»»

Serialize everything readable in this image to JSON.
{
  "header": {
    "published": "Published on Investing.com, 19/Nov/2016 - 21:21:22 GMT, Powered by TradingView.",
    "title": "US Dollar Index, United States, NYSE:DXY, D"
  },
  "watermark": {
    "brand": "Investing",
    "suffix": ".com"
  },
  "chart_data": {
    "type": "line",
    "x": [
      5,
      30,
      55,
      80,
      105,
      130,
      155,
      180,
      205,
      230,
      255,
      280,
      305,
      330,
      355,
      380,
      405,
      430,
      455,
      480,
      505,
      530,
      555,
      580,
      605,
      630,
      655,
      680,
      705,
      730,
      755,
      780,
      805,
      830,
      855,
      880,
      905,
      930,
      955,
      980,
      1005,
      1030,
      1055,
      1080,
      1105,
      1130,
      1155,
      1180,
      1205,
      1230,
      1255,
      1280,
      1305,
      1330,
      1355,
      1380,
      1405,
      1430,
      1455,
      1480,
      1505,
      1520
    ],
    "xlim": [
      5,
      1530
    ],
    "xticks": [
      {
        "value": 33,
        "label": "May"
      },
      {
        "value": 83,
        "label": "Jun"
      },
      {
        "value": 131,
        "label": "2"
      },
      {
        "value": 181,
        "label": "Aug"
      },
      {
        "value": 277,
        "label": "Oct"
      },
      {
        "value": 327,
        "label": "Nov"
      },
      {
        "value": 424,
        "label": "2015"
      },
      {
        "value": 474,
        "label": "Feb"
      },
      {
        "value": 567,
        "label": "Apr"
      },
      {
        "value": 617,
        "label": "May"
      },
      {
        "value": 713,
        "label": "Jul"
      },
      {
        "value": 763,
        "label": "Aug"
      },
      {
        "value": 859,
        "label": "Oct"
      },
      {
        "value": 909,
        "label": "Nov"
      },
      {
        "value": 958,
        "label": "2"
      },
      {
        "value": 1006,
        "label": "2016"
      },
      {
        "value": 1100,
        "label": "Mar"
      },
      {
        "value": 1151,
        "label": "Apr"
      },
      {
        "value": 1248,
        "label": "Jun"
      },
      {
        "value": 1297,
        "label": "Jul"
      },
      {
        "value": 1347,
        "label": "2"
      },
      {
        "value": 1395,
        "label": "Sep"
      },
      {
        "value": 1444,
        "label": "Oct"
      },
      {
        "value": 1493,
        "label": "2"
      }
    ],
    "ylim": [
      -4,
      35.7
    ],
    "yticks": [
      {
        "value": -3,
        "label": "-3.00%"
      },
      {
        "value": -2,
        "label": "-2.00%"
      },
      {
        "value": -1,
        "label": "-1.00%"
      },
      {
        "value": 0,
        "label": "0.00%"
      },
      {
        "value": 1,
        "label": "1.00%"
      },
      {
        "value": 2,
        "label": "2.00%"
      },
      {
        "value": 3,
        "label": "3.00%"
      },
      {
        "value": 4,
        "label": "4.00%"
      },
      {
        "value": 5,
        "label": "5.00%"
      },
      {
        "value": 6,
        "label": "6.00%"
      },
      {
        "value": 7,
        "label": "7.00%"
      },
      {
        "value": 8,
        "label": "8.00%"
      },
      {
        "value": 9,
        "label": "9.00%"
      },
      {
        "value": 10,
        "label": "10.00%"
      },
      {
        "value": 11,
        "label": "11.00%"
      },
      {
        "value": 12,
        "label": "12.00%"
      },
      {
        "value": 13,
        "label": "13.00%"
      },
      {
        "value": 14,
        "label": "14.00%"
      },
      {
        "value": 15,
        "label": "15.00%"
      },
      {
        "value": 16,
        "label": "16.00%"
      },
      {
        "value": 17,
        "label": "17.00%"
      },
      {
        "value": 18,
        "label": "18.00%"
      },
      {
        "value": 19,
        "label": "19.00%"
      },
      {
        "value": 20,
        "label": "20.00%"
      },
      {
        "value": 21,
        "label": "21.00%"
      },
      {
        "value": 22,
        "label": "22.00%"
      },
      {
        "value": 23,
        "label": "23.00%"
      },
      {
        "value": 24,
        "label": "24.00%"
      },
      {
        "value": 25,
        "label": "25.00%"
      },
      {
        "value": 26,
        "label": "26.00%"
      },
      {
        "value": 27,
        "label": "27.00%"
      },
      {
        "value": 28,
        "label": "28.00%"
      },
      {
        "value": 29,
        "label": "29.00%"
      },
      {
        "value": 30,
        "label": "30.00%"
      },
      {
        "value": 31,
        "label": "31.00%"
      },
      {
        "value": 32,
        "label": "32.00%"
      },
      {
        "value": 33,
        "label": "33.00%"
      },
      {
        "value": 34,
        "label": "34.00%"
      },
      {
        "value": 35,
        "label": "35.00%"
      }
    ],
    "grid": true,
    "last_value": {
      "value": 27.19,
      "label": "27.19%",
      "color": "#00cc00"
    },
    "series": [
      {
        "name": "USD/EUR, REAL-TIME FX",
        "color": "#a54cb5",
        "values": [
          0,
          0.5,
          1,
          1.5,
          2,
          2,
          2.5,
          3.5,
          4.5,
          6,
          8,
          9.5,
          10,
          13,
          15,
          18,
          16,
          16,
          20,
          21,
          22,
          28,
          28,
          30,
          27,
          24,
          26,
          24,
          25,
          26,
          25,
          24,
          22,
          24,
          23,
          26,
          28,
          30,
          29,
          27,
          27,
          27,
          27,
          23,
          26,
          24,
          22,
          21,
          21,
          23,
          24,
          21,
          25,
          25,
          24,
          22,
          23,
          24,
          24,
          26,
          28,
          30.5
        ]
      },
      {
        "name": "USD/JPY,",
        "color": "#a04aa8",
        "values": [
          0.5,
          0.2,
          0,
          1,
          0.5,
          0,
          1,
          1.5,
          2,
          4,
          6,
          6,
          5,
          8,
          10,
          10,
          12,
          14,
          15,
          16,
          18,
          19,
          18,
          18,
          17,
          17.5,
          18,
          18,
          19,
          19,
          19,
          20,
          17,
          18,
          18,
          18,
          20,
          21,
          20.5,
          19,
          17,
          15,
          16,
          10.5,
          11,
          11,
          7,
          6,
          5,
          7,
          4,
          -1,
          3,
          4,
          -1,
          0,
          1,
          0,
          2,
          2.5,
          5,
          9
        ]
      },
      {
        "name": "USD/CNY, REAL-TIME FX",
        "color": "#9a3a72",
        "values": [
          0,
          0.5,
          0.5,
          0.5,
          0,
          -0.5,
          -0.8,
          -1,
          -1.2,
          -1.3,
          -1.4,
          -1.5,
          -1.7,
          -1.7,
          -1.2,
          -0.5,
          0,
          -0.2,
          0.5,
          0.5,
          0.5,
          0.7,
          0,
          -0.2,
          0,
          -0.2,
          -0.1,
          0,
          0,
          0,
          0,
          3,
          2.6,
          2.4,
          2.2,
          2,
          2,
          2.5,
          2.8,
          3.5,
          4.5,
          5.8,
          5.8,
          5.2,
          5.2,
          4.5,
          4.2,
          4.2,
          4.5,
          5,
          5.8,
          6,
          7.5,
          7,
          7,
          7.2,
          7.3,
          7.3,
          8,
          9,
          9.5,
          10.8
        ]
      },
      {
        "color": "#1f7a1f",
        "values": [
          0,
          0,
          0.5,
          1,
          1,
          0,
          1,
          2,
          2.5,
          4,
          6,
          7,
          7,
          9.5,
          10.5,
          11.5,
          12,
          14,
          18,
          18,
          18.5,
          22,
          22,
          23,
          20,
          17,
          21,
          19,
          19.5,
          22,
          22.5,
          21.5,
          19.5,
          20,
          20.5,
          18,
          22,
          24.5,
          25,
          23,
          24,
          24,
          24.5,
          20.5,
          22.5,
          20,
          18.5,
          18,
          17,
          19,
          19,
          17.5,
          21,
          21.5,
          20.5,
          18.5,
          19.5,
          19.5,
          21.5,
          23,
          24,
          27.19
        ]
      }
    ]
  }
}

««

Extract from the data every line where "Investing" shows up.

_Result:_
    "published": "Published on Investing.com, 19/Nov/2016 - 21:21:22 GMT, Powered by TradingView.",
    "brand": "Investing",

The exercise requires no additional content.